→ RECORDS SUPPLIED:
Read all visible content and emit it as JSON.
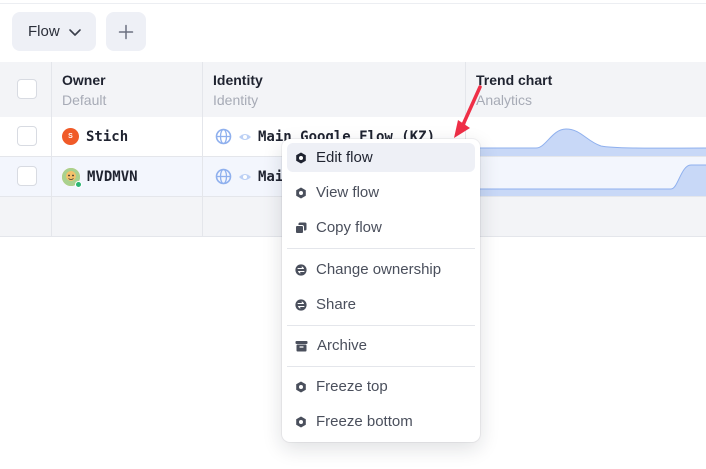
{
  "toolbar": {
    "flow_label": "Flow"
  },
  "columns": [
    {
      "title": "Owner",
      "subtitle": "Default"
    },
    {
      "title": "Identity",
      "subtitle": "Identity"
    },
    {
      "title": "Trend chart",
      "subtitle": "Analytics"
    }
  ],
  "rows": [
    {
      "owner": "Stich",
      "avatar_text": "S",
      "identity": "Main Google Flow (KZ)"
    },
    {
      "owner": "MVDMVN",
      "avatar_text": "",
      "identity": "Mai"
    }
  ],
  "context_menu": {
    "items": [
      {
        "label": "Edit flow",
        "icon": "gear-icon"
      },
      {
        "label": "View flow",
        "icon": "gear-icon"
      },
      {
        "label": "Copy flow",
        "icon": "copy-icon"
      },
      {
        "label": "Change ownership",
        "icon": "swap-icon"
      },
      {
        "label": "Share",
        "icon": "swap-icon"
      },
      {
        "label": "Archive",
        "icon": "archive-icon"
      },
      {
        "label": "Freeze top",
        "icon": "gear-icon"
      },
      {
        "label": "Freeze bottom",
        "icon": "gear-icon"
      }
    ]
  },
  "colors": {
    "accent_arrow": "#ef2f47",
    "sparkline_fill": "#c8d8f7",
    "sparkline_stroke": "#8fb0ee",
    "row_selected": "#f3f6fd"
  }
}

→ WHAT YOU SHOULD DO: Every record must be copied exactly, with images dropped from the result.

→ TASK SOLUTION:
Read all visible content and emit it as JSON.
{
  "toolbar": {
    "flow_label": "Flow"
  },
  "columns": [
    {
      "title": "Owner",
      "subtitle": "Default"
    },
    {
      "title": "Identity",
      "subtitle": "Identity"
    },
    {
      "title": "Trend chart",
      "subtitle": "Analytics"
    }
  ],
  "rows": [
    {
      "owner": "Stich",
      "avatar_text": "S",
      "identity": "Main Google Flow (KZ)"
    },
    {
      "owner": "MVDMVN",
      "avatar_text": "",
      "identity": "Mai"
    }
  ],
  "context_menu": {
    "items": [
      {
        "label": "Edit flow",
        "icon": "gear-icon"
      },
      {
        "label": "View flow",
        "icon": "gear-icon"
      },
      {
        "label": "Copy flow",
        "icon": "copy-icon"
      },
      {
        "label": "Change ownership",
        "icon": "swap-icon"
      },
      {
        "label": "Share",
        "icon": "swap-icon"
      },
      {
        "label": "Archive",
        "icon": "archive-icon"
      },
      {
        "label": "Freeze top",
        "icon": "gear-icon"
      },
      {
        "label": "Freeze bottom",
        "icon": "gear-icon"
      }
    ]
  },
  "colors": {
    "accent_arrow": "#ef2f47",
    "sparkline_fill": "#c8d8f7",
    "sparkline_stroke": "#8fb0ee",
    "row_selected": "#f3f6fd"
  }
}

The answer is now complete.